* **JOB**
Return all the data below as it stands, minus the pictures.

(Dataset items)
_ _ _ _ _ _ _

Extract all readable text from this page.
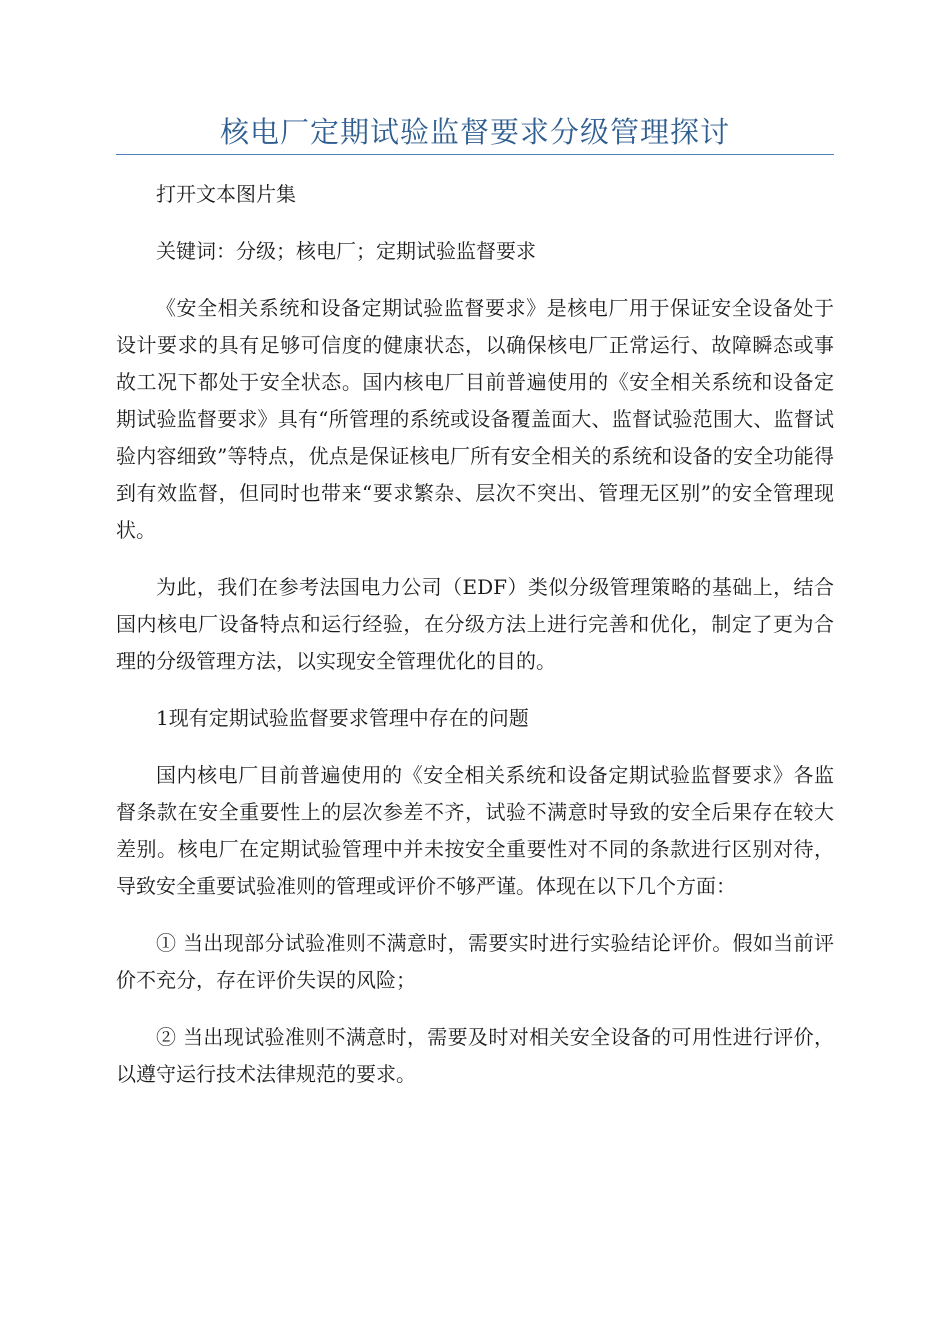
核电厂定期试验监督要求分级管理探讨

打开文本图片集

关键词：分级；核电厂；定期试验监督要求

《安全相关系统和设备定期试验监督要求》是核电厂用于保证安全设备处于设计要求的具有足够可信度的健康状态，以确保核电厂正常运行、故障瞬态或事故工况下都处于安全状态。国内核电厂目前普遍使用的《安全相关系统和设备定期试验监督要求》具有“所管理的系统或设备覆盖面大、监督试验范围大、监督试验内容细致”等特点，优点是保证核电厂所有安全相关的系统和设备的安全功能得到有效监督，但同时也带来“要求繁杂、层次不突出、管理无区别”的安全管理现状。

为此，我们在参考法国电力公司（EDF）类似分级管理策略的基础上，结合国内核电厂设备特点和运行经验，在分级方法上进行完善和优化，制定了更为合理的分级管理方法，以实现安全管理优化的目的。

1现有定期试验监督要求管理中存在的问题

国内核电厂目前普遍使用的《安全相关系统和设备定期试验监督要求》各监督条款在安全重要性上的层次参差不齐，试验不满意时导致的安全后果存在较大差别。核电厂在定期试验管理中并未按安全重要性对不同的条款进行区别对待，导致安全重要试验准则的管理或评价不够严谨。体现在以下几个方面：

① 当出现部分试验准则不满意时，需要实时进行实验结论评价。假如当前评价不充分，存在评价失误的风险；

② 当出现试验准则不满意时，需要及时对相关安全设备的可用性进行评价，以遵守运行技术法律规范的要求。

_ _ _ _ _ _ _

* **EXPECTED ANSWER**
Extract all readable text from this page.
核电厂定期试验监督要求分级管理探讨

打开文本图片集

关键词：分级；核电厂；定期试验监督要求

《安全相关系统和设备定期试验监督要求》是核电厂用于保证安全设备处于设计要求的具有足够可信度的健康状态，以确保核电厂正常运行、故障瞬态或事故工况下都处于安全状态。国内核电厂目前普遍使用的《安全相关系统和设备定期试验监督要求》具有“所管理的系统或设备覆盖面大、监督试验范围大、监督试验内容细致”等特点，优点是保证核电厂所有安全相关的系统和设备的安全功能得到有效监督，但同时也带来“要求繁杂、层次不突出、管理无区别”的安全管理现状。

为此，我们在参考法国电力公司（EDF）类似分级管理策略的基础上，结合国内核电厂设备特点和运行经验，在分级方法上进行完善和优化，制定了更为合理的分级管理方法，以实现安全管理优化的目的。

1现有定期试验监督要求管理中存在的问题

国内核电厂目前普遍使用的《安全相关系统和设备定期试验监督要求》各监督条款在安全重要性上的层次参差不齐，试验不满意时导致的安全后果存在较大差别。核电厂在定期试验管理中并未按安全重要性对不同的条款进行区别对待，导致安全重要试验准则的管理或评价不够严谨。体现在以下几个方面：

① 当出现部分试验准则不满意时，需要实时进行实验结论评价。假如当前评价不充分，存在评价失误的风险；

② 当出现试验准则不满意时，需要及时对相关安全设备的可用性进行评价，以遵守运行技术法律规范的要求。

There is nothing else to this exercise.